[Start RECORDS FOR THIS EXERCISE]

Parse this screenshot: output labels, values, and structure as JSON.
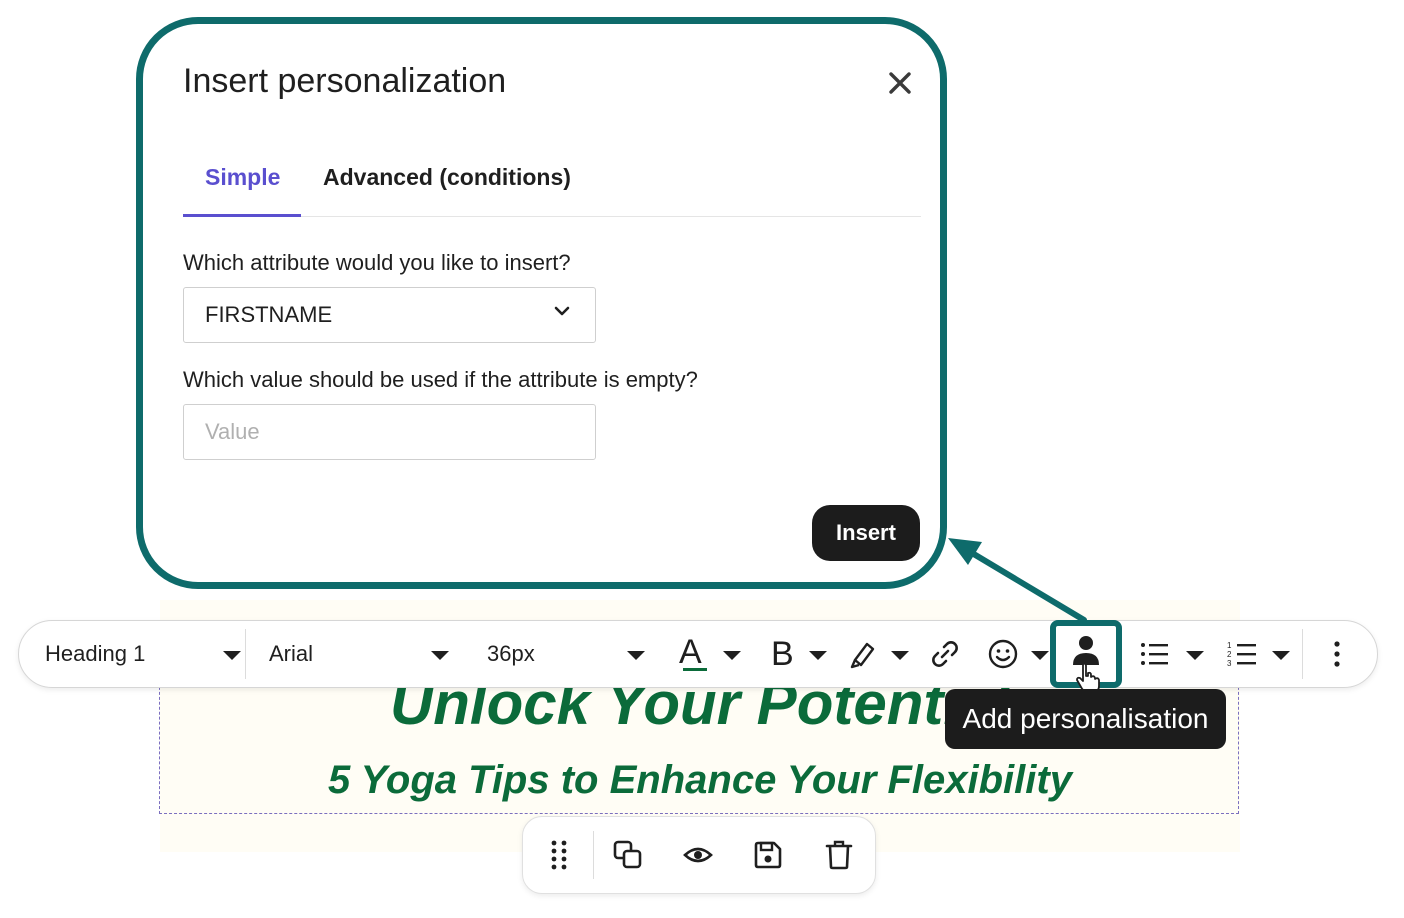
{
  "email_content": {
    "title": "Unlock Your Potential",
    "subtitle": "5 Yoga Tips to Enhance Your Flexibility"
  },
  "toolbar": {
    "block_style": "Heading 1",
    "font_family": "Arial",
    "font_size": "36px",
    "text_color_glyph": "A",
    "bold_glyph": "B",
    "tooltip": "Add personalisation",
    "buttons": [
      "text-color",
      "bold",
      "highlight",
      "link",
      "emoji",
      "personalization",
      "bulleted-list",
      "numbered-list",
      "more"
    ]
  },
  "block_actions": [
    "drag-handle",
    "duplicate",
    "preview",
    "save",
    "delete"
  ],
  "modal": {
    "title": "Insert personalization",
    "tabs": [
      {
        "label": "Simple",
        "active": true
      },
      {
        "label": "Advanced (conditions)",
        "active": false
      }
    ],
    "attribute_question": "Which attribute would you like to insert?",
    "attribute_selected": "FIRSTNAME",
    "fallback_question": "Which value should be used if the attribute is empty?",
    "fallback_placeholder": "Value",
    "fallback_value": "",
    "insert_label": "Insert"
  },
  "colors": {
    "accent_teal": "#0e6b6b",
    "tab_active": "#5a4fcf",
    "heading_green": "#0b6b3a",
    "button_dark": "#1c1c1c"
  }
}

[End RECORDS FOR THIS EXERCISE]

WRITTEN REQUEST:
Repeat the entries exactly. Pictures are excluded from the copy.

TASK RESPONSE:
Parse this screenshot: output labels, values, and structure as JSON.
{
  "email_content": {
    "title": "Unlock Your Potential",
    "subtitle": "5 Yoga Tips to Enhance Your Flexibility"
  },
  "toolbar": {
    "block_style": "Heading 1",
    "font_family": "Arial",
    "font_size": "36px",
    "text_color_glyph": "A",
    "bold_glyph": "B",
    "tooltip": "Add personalisation",
    "buttons": [
      "text-color",
      "bold",
      "highlight",
      "link",
      "emoji",
      "personalization",
      "bulleted-list",
      "numbered-list",
      "more"
    ]
  },
  "block_actions": [
    "drag-handle",
    "duplicate",
    "preview",
    "save",
    "delete"
  ],
  "modal": {
    "title": "Insert personalization",
    "tabs": [
      {
        "label": "Simple",
        "active": true
      },
      {
        "label": "Advanced (conditions)",
        "active": false
      }
    ],
    "attribute_question": "Which attribute would you like to insert?",
    "attribute_selected": "FIRSTNAME",
    "fallback_question": "Which value should be used if the attribute is empty?",
    "fallback_placeholder": "Value",
    "fallback_value": "",
    "insert_label": "Insert"
  },
  "colors": {
    "accent_teal": "#0e6b6b",
    "tab_active": "#5a4fcf",
    "heading_green": "#0b6b3a",
    "button_dark": "#1c1c1c"
  }
}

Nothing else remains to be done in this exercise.